**Task directions**
Each entry should be quoted word for word, including every mark of punctuation.

**Data for this task**
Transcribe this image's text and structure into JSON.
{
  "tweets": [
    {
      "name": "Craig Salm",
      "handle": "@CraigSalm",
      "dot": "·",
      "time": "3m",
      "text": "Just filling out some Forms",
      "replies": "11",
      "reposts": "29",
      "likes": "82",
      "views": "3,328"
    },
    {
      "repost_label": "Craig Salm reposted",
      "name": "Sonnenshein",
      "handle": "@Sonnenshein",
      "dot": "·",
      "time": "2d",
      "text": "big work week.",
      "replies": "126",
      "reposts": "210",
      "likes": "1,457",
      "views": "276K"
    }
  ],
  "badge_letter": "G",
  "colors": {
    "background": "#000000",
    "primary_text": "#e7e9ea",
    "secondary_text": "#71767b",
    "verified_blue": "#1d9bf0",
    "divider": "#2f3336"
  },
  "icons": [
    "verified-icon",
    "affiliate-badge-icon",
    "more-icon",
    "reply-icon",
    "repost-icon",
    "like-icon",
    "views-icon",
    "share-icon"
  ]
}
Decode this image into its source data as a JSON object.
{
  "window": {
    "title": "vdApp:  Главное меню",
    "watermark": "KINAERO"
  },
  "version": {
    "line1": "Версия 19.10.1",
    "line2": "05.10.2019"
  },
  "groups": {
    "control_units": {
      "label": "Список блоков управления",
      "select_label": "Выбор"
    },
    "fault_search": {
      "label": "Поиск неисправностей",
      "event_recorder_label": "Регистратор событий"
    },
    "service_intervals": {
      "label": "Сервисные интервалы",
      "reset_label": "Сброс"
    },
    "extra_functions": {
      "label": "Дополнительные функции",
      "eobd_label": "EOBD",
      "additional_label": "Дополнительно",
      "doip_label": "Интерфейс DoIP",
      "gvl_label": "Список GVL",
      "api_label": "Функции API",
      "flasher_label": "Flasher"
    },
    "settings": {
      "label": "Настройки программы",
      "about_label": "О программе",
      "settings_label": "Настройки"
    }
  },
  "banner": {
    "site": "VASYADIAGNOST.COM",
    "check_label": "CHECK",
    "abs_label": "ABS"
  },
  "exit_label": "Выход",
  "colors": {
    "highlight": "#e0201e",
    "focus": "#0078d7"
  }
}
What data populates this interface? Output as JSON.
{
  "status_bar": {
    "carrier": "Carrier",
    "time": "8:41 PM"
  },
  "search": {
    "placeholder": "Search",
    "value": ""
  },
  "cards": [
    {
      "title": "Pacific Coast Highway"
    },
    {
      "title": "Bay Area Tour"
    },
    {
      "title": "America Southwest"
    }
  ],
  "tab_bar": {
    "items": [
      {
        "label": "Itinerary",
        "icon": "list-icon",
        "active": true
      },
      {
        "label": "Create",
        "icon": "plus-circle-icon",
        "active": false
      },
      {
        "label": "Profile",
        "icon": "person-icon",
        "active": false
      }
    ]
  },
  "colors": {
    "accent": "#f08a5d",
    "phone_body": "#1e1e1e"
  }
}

**Response below**
Transcribe this image's text and structure into JSON.
{
  "tweets": [
    {
      "name": "Craig Salm",
      "handle": "@CraigSalm",
      "dot": "·",
      "time": "3m",
      "text": "Just filling out some Forms",
      "replies": "11",
      "reposts": "29",
      "likes": "82",
      "views": "3,328"
    },
    {
      "repost_label": "Craig Salm reposted",
      "name": "Sonnenshein",
      "handle": "@Sonnenshein",
      "dot": "·",
      "time": "2d",
      "text": "big work week.",
      "replies": "126",
      "reposts": "210",
      "likes": "1,457",
      "views": "276K"
    }
  ],
  "badge_letter": "G",
  "colors": {
    "background": "#000000",
    "primary_text": "#e7e9ea",
    "secondary_text": "#71767b",
    "verified_blue": "#1d9bf0",
    "divider": "#2f3336"
  },
  "icons": [
    "verified-icon",
    "affiliate-badge-icon",
    "more-icon",
    "reply-icon",
    "repost-icon",
    "like-icon",
    "views-icon",
    "share-icon"
  ]
}
Decode this image into its source data as a JSON object.
{
  "window": {
    "title": "vdApp:  Главное меню",
    "watermark": "KINAERO"
  },
  "version": {
    "line1": "Версия 19.10.1",
    "line2": "05.10.2019"
  },
  "groups": {
    "control_units": {
      "label": "Список блоков управления",
      "select_label": "Выбор"
    },
    "fault_search": {
      "label": "Поиск неисправностей",
      "event_recorder_label": "Регистратор событий"
    },
    "service_intervals": {
      "label": "Сервисные интервалы",
      "reset_label": "Сброс"
    },
    "extra_functions": {
      "label": "Дополнительные функции",
      "eobd_label": "EOBD",
      "additional_label": "Дополнительно",
      "doip_label": "Интерфейс DoIP",
      "gvl_label": "Список GVL",
      "api_label": "Функции API",
      "flasher_label": "Flasher"
    },
    "settings": {
      "label": "Настройки программы",
      "about_label": "О программе",
      "settings_label": "Настройки"
    }
  },
  "banner": {
    "site": "VASYADIAGNOST.COM",
    "check_label": "CHECK",
    "abs_label": "ABS"
  },
  "exit_label": "Выход",
  "colors": {
    "highlight": "#e0201e",
    "focus": "#0078d7"
  }
}
What data populates this interface? Output as JSON.
{
  "status_bar": {
    "carrier": "Carrier",
    "time": "8:41 PM"
  },
  "search": {
    "placeholder": "Search",
    "value": ""
  },
  "cards": [
    {
      "title": "Pacific Coast Highway"
    },
    {
      "title": "Bay Area Tour"
    },
    {
      "title": "America Southwest"
    }
  ],
  "tab_bar": {
    "items": [
      {
        "label": "Itinerary",
        "icon": "list-icon",
        "active": true
      },
      {
        "label": "Create",
        "icon": "plus-circle-icon",
        "active": false
      },
      {
        "label": "Profile",
        "icon": "person-icon",
        "active": false
      }
    ]
  },
  "colors": {
    "accent": "#f08a5d",
    "phone_body": "#1e1e1e"
  }
}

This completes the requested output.